>> begin Material provided

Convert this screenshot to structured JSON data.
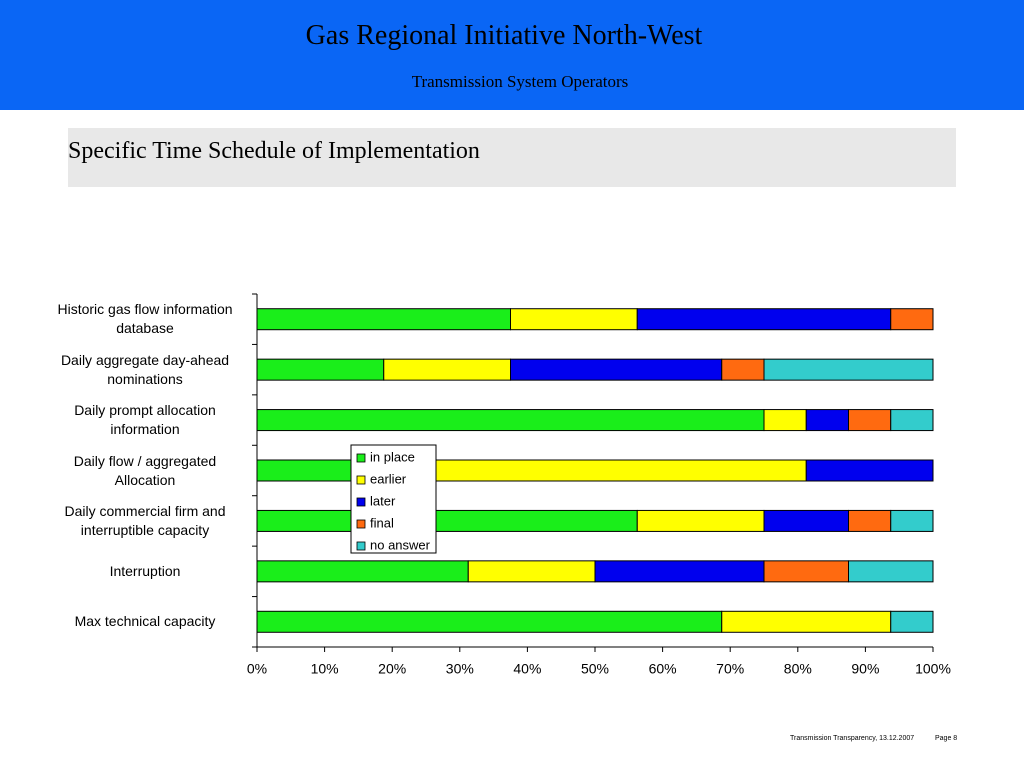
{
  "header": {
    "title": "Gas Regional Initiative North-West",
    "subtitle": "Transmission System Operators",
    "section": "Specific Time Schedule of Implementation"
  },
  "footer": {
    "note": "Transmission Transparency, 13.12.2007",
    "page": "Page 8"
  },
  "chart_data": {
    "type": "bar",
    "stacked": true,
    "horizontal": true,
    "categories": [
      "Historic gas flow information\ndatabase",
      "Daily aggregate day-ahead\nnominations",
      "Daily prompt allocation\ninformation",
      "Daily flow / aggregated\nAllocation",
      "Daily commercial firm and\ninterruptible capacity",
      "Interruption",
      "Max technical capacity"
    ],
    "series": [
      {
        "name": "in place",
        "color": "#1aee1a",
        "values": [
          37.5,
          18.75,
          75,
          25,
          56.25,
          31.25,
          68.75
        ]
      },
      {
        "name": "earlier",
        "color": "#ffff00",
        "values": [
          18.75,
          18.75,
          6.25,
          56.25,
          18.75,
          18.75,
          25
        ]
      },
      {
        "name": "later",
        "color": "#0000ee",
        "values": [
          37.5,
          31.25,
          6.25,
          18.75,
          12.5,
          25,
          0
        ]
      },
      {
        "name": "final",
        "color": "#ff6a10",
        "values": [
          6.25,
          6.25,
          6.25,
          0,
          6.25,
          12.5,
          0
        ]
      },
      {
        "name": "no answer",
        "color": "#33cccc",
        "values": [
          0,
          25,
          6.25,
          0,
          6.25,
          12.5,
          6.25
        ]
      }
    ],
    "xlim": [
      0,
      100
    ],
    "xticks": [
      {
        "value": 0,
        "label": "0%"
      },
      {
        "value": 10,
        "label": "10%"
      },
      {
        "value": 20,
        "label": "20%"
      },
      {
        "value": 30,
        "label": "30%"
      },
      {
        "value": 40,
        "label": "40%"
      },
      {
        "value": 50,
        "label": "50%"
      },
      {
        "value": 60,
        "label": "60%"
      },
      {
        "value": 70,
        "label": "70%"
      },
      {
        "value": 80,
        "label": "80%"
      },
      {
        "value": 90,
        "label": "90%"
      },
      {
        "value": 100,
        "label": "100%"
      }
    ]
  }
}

>> end Material provided
>> begin Material provided

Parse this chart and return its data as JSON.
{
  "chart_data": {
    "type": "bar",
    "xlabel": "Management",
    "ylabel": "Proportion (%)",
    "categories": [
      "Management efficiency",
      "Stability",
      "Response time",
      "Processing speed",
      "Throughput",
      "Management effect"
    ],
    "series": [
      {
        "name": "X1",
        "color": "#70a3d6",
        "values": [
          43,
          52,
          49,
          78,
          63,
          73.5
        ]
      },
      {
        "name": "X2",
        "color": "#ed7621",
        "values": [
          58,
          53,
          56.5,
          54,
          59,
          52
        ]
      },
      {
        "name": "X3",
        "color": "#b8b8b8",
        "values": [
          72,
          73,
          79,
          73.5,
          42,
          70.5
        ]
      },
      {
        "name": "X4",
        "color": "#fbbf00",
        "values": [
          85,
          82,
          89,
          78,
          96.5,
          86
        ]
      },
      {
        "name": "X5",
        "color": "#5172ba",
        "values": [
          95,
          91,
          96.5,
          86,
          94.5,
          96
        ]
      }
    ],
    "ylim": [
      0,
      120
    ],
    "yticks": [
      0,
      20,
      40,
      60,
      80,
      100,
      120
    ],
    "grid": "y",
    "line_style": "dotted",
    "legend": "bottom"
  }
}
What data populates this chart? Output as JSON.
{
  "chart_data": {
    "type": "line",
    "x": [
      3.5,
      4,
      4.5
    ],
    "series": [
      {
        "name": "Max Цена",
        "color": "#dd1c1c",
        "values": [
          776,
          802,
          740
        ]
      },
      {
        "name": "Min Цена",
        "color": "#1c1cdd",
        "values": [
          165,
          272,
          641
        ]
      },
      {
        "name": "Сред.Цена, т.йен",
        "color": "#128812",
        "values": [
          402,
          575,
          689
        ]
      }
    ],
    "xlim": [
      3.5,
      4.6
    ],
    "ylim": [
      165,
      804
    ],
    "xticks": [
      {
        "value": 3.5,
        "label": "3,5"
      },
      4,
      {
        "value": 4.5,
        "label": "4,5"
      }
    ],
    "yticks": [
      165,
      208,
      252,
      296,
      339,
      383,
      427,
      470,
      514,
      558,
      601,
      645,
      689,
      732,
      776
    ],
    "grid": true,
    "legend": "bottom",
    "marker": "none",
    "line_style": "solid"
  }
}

>> end Material provided
>> begin Material provided

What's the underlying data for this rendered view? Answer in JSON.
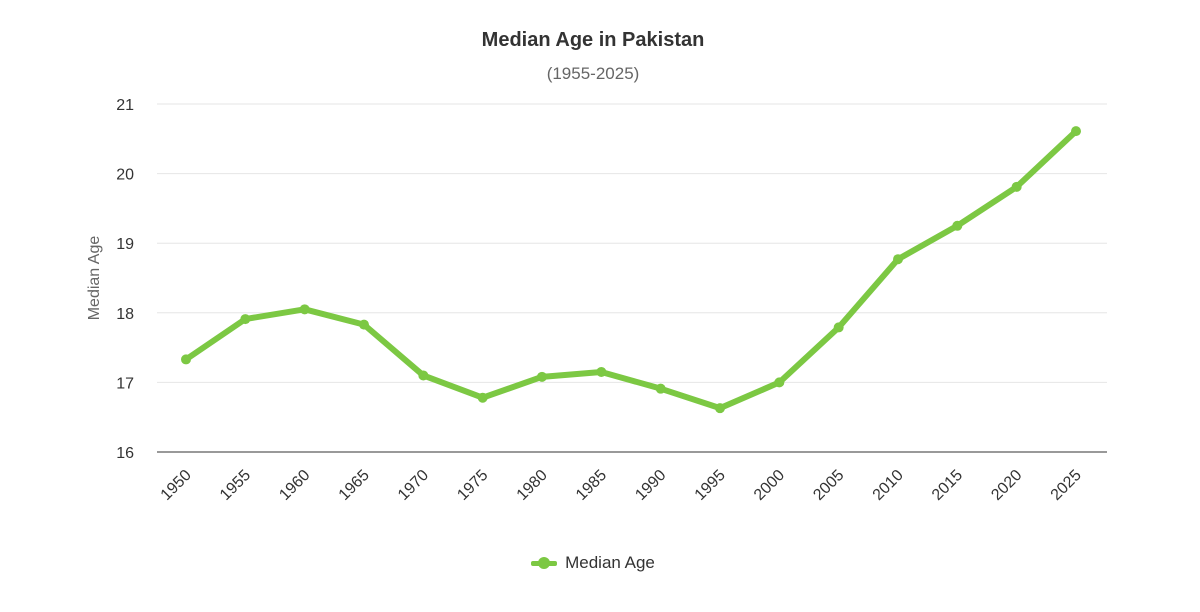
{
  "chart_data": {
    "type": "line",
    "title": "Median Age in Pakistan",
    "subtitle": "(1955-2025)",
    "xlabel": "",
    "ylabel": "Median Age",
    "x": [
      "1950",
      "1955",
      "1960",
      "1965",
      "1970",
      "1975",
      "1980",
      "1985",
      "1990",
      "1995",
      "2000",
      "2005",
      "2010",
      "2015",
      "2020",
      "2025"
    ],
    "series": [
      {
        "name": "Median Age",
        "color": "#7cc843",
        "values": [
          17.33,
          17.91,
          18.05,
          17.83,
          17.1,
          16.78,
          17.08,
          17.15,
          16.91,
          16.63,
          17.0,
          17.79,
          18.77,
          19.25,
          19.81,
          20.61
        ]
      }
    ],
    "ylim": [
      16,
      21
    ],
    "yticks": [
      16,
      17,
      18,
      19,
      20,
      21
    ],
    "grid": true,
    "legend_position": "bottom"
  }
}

>> end Material provided

Where a line holds "ylabel", copy that line.

• Answer to this exercise:
    "ylabel": "Proportion (%)",
    "ylabel": "Median Age",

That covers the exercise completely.